• Exercise task:
Track down every line below that holds "image" and copy it.

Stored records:
|---|
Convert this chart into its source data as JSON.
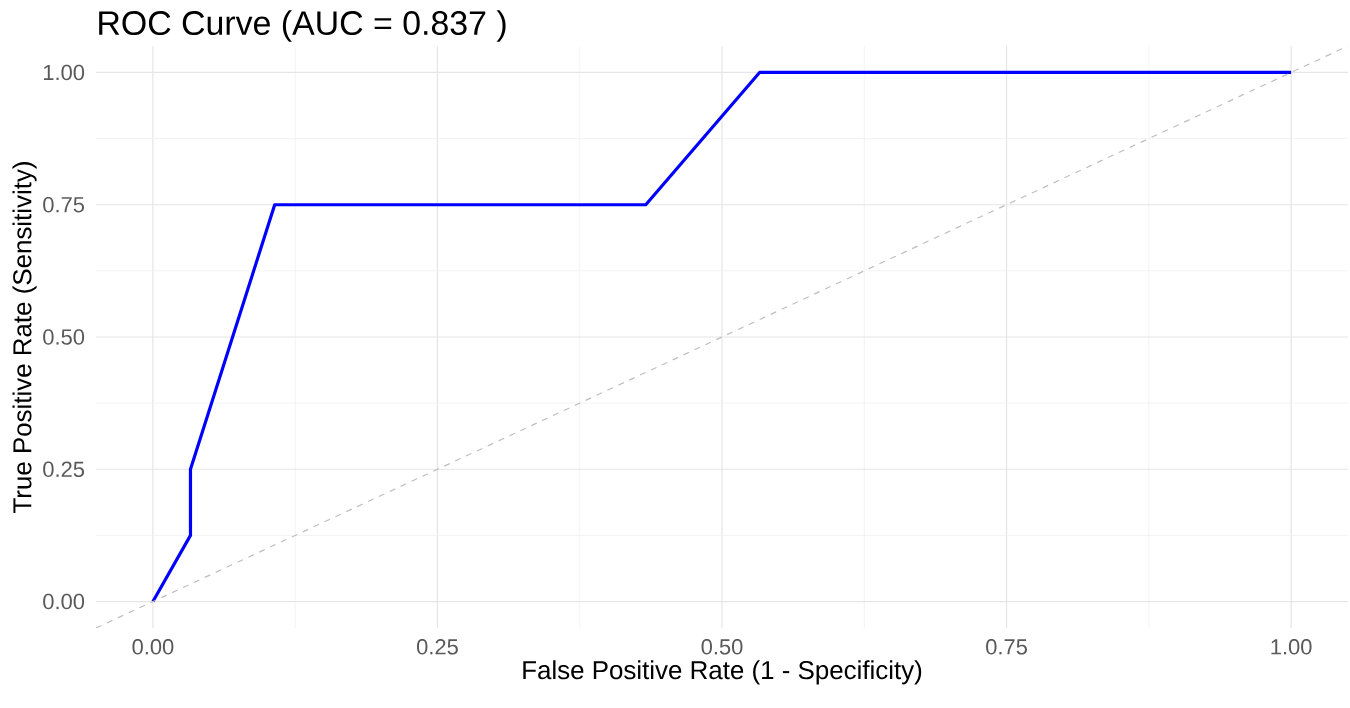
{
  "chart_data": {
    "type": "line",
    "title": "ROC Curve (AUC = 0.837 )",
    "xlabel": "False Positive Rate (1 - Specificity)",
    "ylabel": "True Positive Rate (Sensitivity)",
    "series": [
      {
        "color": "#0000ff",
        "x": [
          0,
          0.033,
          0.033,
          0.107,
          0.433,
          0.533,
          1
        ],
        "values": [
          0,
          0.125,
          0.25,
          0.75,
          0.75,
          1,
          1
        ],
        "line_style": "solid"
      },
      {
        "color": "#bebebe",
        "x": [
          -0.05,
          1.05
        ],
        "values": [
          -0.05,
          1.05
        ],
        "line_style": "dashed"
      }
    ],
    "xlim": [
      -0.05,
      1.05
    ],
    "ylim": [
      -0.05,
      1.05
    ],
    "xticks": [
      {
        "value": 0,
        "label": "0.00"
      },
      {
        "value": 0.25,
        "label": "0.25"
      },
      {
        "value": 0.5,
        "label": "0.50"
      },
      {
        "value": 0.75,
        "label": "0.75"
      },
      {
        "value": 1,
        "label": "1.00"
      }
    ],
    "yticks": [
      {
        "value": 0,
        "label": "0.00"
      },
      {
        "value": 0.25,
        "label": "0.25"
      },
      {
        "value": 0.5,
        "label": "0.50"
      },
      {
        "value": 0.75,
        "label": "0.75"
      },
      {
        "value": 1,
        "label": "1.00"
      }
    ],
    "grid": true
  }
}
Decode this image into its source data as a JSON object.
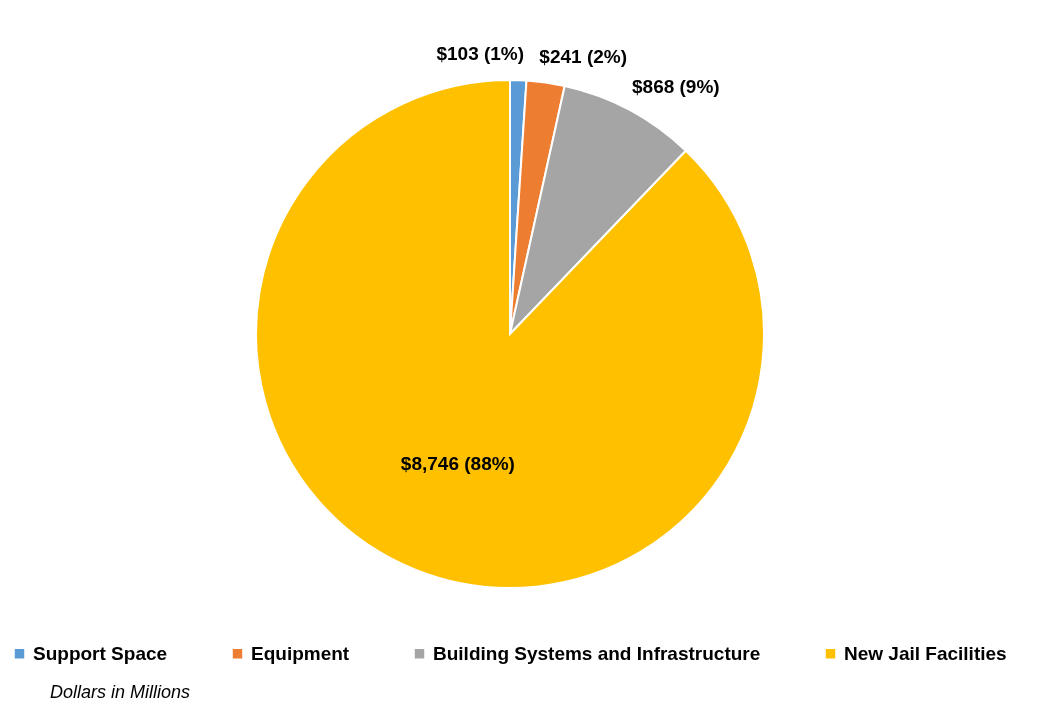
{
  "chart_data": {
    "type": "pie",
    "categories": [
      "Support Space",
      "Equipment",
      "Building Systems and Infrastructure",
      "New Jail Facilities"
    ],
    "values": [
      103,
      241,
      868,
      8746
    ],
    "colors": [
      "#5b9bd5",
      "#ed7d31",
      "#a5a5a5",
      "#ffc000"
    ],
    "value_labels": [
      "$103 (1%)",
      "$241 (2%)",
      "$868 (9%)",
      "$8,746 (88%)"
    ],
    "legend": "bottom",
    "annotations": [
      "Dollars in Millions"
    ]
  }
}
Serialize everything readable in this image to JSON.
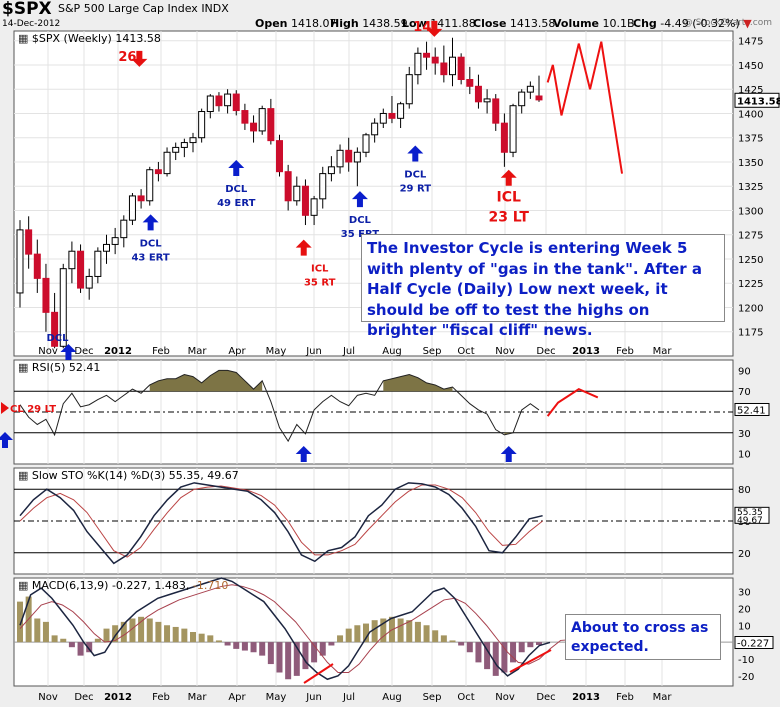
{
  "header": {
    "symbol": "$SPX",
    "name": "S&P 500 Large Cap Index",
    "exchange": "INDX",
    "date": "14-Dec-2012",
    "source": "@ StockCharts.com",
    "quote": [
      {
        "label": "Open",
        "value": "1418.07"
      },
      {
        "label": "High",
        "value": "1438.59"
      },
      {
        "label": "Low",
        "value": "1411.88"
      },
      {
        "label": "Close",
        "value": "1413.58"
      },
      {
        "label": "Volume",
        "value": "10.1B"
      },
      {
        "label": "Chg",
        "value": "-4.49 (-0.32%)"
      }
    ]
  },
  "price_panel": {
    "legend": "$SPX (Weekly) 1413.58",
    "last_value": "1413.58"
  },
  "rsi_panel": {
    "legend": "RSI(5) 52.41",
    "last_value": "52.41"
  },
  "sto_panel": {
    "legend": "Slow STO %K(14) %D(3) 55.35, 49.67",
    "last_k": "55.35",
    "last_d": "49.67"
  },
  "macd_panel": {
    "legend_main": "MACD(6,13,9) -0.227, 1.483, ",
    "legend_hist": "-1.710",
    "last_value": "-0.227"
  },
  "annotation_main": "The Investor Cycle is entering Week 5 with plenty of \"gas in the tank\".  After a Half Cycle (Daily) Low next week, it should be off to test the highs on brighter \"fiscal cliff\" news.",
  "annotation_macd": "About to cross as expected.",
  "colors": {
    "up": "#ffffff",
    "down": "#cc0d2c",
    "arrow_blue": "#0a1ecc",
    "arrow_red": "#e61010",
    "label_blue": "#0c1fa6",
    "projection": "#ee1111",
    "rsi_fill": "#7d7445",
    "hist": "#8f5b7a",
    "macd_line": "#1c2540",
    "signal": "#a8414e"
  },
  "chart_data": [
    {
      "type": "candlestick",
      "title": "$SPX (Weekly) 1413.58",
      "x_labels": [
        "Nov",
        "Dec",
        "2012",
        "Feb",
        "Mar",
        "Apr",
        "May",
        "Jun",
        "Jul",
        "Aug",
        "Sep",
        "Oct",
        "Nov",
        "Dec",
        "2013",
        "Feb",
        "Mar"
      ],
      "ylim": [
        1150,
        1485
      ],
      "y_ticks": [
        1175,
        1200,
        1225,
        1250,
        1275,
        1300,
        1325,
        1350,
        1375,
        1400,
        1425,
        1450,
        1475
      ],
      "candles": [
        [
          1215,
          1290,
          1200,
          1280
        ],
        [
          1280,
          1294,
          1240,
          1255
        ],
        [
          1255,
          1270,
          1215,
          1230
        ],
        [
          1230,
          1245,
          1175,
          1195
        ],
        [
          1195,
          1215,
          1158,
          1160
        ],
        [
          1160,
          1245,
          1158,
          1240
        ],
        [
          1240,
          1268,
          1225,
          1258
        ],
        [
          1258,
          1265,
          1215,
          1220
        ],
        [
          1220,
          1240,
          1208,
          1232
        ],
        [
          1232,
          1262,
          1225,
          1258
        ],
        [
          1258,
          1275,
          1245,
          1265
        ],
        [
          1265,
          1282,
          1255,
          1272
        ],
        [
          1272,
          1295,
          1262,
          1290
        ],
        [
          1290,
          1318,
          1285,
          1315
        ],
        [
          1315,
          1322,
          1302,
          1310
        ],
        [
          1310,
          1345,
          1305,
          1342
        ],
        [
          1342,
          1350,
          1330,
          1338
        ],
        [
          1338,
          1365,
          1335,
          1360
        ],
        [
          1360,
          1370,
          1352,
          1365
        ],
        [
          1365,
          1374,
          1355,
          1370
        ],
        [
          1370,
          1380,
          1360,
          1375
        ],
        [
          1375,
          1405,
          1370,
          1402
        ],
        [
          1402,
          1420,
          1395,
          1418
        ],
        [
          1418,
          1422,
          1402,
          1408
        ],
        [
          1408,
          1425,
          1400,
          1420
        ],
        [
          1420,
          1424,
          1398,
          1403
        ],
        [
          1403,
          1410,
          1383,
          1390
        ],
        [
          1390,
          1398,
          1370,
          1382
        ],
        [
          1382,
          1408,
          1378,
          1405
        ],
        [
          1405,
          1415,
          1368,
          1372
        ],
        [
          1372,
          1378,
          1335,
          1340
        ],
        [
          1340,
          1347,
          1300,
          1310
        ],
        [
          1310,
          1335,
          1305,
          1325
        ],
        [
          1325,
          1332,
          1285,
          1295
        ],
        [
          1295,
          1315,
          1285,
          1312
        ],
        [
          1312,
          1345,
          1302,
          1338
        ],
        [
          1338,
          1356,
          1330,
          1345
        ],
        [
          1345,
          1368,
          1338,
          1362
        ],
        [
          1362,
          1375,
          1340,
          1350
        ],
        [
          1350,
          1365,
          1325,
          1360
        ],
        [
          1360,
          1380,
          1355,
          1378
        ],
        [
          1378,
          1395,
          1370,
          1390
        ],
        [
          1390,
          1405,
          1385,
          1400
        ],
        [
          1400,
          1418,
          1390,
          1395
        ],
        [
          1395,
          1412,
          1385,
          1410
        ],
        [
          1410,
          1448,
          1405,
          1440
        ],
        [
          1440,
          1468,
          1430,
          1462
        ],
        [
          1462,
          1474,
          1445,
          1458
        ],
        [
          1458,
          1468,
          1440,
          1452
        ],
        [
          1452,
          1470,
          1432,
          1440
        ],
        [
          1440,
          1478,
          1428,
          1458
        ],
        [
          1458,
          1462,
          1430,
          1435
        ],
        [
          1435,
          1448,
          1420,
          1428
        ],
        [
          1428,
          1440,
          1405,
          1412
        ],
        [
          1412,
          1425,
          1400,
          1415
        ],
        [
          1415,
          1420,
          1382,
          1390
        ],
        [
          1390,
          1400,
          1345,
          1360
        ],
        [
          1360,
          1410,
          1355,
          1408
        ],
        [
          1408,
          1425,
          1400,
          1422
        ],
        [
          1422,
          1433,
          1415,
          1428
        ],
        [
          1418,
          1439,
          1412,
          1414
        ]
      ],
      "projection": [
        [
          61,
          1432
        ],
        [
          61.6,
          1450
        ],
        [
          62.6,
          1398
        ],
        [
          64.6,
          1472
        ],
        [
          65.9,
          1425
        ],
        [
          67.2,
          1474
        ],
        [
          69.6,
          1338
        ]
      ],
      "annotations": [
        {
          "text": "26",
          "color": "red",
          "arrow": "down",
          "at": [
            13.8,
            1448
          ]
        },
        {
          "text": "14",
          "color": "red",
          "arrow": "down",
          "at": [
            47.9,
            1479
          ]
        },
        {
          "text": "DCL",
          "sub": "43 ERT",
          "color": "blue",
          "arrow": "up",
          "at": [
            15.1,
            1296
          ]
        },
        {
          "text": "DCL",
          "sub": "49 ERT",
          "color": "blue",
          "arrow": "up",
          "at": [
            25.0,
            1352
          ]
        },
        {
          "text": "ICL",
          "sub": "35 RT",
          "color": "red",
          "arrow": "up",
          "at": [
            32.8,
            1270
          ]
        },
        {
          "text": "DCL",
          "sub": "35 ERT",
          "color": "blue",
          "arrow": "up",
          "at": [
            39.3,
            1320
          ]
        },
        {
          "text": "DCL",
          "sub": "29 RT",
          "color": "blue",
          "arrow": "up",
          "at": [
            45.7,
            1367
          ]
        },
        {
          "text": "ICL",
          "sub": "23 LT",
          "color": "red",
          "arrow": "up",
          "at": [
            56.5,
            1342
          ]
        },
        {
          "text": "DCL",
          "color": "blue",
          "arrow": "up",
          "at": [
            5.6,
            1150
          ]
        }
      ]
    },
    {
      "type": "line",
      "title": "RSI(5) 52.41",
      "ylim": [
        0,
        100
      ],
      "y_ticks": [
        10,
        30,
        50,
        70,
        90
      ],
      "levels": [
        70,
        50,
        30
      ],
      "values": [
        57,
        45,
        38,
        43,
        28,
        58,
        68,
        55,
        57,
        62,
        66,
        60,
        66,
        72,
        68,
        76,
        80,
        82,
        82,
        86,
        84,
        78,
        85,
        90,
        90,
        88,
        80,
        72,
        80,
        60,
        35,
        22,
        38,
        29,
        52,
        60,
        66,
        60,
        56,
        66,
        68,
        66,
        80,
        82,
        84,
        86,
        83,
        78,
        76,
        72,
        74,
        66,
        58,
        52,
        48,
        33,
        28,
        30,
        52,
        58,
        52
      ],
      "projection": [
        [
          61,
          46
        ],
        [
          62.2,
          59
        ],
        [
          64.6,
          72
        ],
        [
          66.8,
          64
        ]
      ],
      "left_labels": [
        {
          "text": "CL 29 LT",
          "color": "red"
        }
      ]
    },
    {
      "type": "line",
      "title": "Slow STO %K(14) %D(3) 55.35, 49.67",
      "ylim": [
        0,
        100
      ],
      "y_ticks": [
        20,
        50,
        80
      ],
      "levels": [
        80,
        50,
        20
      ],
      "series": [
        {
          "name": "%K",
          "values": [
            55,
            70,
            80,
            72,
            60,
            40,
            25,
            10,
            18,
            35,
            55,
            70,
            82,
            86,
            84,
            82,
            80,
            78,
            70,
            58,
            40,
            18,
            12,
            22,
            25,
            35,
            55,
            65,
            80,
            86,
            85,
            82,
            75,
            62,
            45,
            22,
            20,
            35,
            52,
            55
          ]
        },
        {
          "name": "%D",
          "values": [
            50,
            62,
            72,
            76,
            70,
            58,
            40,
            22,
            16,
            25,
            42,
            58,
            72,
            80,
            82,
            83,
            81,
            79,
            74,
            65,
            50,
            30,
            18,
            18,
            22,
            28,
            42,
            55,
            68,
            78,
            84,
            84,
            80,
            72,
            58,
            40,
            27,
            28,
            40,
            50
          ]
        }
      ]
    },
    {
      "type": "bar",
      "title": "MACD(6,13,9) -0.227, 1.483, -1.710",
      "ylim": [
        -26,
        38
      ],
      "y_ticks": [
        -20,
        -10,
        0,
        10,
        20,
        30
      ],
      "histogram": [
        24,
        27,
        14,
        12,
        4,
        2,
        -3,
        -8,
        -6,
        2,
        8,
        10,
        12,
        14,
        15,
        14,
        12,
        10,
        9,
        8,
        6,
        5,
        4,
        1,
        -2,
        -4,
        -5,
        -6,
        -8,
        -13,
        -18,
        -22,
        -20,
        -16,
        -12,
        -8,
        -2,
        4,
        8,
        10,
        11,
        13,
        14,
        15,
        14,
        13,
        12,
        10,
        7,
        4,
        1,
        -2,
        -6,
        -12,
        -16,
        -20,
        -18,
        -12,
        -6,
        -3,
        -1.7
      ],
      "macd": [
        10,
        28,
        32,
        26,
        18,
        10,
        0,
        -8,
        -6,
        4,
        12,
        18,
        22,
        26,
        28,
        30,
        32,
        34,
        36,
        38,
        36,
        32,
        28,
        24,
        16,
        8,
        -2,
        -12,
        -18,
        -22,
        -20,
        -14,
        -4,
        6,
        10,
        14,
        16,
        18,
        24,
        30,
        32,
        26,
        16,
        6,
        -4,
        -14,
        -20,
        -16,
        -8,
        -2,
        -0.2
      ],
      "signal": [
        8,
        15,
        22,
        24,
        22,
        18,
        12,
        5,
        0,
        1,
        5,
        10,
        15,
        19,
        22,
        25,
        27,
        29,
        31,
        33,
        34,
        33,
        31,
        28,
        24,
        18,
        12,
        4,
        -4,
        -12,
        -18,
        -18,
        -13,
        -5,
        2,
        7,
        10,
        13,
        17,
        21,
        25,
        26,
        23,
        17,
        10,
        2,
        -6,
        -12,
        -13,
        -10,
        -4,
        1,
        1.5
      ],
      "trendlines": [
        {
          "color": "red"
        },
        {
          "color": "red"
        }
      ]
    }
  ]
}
|---|
• Answer to this problem:
Decode this image into its source data as a JSON object.
Serialize everything readable in this image to JSON.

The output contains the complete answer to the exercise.